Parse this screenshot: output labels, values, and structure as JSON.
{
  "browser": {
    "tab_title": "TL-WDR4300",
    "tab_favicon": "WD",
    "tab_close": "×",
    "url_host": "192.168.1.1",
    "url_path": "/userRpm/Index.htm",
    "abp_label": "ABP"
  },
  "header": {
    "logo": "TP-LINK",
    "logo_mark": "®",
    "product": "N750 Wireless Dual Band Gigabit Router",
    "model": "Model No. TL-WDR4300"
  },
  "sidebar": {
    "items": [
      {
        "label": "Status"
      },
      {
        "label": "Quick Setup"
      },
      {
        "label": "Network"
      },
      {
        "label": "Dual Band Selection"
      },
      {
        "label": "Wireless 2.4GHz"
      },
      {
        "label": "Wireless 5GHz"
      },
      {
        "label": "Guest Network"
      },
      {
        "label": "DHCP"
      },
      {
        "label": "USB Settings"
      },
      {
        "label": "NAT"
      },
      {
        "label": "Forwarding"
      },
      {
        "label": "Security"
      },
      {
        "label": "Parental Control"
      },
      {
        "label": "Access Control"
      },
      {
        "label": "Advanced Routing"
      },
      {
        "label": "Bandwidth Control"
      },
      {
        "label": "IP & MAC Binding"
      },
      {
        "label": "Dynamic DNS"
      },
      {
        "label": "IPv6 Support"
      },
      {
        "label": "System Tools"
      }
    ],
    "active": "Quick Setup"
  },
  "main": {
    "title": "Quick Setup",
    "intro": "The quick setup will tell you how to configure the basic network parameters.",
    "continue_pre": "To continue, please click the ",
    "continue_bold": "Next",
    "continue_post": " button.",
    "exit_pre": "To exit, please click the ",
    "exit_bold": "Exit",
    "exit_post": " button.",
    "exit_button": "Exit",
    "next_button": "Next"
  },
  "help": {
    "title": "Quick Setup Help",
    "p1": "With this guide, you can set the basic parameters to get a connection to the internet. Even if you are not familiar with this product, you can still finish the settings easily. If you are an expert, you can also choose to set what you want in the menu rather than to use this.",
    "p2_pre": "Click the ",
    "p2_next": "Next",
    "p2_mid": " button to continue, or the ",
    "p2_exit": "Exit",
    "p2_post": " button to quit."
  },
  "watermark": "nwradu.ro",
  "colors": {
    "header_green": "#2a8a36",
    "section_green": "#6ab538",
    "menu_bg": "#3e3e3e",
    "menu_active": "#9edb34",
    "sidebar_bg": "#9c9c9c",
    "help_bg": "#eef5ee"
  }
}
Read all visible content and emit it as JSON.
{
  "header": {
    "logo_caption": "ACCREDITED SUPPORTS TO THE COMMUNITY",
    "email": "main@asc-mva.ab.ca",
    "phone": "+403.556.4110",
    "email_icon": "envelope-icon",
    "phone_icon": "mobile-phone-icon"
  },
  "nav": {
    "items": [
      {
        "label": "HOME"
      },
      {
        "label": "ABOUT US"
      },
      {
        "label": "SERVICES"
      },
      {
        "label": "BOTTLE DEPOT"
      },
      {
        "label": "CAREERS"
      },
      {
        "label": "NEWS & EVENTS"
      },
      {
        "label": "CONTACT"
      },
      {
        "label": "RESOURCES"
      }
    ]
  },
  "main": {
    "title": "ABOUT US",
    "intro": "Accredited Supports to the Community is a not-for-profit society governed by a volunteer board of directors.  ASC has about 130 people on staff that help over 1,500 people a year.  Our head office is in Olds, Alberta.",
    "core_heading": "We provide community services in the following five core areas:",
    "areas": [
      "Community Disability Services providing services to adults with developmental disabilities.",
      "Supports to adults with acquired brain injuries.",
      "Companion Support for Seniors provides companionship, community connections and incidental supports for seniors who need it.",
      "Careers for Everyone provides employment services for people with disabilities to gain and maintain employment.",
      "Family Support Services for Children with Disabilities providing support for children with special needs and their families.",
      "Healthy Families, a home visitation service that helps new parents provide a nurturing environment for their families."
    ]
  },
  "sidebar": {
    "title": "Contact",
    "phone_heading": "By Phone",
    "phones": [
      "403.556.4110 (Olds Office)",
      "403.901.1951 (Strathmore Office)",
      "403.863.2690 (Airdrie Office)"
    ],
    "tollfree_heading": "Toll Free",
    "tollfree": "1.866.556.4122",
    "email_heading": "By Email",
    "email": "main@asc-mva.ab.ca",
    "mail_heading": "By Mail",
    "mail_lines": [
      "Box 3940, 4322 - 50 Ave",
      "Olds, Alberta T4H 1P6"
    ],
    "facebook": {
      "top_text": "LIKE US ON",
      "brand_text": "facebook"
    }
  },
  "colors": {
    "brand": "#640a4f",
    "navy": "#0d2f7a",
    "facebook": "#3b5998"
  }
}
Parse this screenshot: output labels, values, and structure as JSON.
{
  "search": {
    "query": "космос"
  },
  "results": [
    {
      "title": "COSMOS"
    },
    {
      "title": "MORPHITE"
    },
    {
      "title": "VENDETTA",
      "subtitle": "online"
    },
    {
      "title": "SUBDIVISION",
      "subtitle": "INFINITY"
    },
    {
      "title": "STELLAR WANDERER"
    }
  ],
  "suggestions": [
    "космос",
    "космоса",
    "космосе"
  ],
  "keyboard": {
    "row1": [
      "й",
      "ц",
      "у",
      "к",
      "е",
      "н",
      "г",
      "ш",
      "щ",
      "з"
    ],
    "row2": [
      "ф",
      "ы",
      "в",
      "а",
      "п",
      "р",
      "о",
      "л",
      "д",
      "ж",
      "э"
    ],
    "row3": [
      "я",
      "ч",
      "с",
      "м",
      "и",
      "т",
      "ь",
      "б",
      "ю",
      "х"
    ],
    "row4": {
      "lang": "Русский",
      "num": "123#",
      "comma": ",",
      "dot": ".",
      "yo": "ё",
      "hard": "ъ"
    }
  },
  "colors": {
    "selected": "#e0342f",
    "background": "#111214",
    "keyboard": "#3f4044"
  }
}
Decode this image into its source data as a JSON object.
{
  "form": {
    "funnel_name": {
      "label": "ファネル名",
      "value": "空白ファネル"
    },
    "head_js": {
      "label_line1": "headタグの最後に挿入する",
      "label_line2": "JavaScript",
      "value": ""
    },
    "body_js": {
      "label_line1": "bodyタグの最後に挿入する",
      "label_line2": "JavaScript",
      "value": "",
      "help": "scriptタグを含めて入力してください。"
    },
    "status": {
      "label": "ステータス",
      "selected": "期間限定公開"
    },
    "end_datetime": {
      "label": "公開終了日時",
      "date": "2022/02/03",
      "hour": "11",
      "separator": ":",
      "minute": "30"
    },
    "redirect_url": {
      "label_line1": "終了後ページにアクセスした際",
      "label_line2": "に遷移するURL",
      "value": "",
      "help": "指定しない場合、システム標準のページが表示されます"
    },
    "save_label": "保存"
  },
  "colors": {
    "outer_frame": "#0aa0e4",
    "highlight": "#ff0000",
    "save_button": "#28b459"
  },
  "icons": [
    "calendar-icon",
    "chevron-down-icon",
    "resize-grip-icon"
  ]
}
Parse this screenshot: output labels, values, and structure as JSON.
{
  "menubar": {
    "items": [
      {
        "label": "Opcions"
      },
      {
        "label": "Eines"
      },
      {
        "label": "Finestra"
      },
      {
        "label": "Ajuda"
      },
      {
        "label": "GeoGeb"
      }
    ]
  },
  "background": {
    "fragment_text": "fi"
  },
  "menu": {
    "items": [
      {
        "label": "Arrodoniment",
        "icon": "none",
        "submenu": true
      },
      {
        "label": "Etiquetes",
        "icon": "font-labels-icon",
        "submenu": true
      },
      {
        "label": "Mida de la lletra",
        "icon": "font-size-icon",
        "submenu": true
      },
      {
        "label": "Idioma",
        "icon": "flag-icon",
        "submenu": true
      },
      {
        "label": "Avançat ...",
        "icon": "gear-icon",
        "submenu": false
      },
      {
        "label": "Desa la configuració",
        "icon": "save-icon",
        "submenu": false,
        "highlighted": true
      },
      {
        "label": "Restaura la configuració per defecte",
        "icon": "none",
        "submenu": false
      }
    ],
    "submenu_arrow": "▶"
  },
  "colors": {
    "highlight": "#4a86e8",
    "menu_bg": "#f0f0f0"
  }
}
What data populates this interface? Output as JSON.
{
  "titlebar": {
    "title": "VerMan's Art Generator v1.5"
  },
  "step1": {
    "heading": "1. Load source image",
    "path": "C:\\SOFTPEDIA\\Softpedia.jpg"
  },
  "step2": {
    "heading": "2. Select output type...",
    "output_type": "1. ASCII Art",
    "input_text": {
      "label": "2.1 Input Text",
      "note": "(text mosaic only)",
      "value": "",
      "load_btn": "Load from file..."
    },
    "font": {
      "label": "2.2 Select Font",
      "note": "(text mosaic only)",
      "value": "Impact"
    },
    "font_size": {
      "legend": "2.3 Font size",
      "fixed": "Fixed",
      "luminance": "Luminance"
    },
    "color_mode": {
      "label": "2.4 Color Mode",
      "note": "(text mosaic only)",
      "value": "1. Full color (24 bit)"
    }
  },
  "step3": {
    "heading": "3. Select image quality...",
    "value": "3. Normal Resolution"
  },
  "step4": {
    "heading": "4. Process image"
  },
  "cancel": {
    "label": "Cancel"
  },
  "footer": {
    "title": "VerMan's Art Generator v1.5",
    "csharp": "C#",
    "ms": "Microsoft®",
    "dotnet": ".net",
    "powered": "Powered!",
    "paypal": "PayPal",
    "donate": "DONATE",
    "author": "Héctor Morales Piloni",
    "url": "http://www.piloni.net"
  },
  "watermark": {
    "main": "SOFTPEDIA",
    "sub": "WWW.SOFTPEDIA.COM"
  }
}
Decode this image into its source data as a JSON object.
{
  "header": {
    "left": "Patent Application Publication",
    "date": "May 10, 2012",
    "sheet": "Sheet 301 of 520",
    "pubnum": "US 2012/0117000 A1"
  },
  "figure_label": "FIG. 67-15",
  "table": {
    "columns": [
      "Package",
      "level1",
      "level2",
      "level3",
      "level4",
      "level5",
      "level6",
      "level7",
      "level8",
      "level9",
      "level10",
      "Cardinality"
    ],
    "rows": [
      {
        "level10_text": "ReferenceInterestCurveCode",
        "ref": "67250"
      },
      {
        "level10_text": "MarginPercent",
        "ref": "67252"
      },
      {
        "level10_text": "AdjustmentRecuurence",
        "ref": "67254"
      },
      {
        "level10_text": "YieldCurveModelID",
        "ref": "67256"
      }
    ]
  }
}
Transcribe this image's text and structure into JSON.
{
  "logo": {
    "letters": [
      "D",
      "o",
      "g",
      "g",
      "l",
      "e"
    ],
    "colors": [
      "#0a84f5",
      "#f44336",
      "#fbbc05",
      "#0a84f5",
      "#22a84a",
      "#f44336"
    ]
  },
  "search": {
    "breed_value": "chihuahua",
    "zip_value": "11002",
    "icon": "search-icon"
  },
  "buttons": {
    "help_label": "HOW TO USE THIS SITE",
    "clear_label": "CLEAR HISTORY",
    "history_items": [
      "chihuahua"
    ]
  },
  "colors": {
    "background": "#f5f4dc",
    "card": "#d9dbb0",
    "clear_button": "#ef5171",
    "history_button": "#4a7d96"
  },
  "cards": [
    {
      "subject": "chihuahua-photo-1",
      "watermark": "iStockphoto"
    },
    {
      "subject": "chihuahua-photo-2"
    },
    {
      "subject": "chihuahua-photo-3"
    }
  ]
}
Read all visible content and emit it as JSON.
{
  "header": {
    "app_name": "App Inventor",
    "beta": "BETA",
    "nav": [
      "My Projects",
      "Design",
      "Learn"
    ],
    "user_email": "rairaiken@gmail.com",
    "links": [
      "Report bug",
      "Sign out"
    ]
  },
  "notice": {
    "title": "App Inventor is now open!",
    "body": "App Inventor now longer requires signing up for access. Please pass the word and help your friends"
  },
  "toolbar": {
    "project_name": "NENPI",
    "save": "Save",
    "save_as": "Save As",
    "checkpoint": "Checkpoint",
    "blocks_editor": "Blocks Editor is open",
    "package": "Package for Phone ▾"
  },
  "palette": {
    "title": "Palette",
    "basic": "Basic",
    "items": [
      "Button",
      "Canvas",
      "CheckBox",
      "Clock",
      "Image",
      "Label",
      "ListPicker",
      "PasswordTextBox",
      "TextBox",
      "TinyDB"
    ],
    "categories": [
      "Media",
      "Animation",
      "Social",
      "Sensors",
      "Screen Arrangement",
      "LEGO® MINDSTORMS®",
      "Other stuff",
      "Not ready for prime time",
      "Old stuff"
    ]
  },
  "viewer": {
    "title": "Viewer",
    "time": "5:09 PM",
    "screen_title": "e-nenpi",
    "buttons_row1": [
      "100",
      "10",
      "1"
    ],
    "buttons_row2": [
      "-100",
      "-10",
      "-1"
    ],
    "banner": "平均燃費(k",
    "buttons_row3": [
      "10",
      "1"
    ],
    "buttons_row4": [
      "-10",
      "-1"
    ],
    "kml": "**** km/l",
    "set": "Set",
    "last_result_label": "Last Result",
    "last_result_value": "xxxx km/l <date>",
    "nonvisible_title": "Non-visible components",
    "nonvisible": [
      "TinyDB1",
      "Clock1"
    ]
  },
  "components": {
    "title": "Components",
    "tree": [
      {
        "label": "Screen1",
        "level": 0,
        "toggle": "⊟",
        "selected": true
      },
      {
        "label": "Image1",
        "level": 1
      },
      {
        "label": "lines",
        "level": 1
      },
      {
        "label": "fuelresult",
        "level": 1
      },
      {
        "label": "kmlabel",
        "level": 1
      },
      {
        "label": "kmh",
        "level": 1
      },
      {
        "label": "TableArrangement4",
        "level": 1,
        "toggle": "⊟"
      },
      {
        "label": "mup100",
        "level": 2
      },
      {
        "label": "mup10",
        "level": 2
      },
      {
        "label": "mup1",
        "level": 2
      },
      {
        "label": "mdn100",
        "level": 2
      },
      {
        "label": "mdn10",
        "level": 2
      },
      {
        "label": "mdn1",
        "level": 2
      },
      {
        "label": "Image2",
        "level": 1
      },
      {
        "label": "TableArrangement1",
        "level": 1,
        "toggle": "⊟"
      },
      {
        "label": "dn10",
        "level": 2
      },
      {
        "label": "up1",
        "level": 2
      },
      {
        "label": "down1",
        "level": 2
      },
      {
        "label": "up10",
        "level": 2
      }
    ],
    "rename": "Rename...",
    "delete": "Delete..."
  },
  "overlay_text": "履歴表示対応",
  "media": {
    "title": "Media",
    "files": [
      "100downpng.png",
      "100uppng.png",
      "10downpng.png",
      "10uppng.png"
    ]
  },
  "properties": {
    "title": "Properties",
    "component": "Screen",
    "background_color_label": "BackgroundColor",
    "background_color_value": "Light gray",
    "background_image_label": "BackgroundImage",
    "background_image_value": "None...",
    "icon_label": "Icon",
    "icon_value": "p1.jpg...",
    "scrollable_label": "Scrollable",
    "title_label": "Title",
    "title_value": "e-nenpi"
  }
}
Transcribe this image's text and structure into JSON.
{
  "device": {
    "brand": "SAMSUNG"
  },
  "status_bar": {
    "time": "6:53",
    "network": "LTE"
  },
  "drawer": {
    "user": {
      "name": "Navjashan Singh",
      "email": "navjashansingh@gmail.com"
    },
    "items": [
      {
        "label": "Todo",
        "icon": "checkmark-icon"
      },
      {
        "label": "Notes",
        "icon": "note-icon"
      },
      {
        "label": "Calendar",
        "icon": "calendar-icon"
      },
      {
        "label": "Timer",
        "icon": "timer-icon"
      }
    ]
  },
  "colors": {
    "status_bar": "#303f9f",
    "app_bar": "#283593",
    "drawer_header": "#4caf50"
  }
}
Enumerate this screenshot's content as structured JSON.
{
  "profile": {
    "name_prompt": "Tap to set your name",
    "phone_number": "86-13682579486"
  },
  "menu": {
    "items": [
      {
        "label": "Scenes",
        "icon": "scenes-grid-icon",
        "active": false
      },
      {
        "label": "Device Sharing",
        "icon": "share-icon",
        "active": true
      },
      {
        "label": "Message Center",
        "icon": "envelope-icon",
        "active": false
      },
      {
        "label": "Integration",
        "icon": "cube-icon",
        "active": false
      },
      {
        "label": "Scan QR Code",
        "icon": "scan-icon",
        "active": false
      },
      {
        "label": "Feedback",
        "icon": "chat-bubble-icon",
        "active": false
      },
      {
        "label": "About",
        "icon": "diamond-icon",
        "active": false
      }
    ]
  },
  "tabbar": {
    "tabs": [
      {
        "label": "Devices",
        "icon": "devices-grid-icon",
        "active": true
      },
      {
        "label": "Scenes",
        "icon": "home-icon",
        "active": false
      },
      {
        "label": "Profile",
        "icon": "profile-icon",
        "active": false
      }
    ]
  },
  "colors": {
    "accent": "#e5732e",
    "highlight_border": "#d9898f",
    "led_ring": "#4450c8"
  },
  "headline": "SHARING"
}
----------------------------------------
Given request
In the records above, locate every line with the string "intro" and copy it.

Solution to this task
    "intro": "The quick setup will tell you how to configure the basic network parameters.",
    "intro": "Accredited Supports to the Community is a not-for-profit society governed by a volunteer board of directors.  ASC has about 130 people on staff that help over 1,500 people a year.  Our head office is in Olds, Alberta.",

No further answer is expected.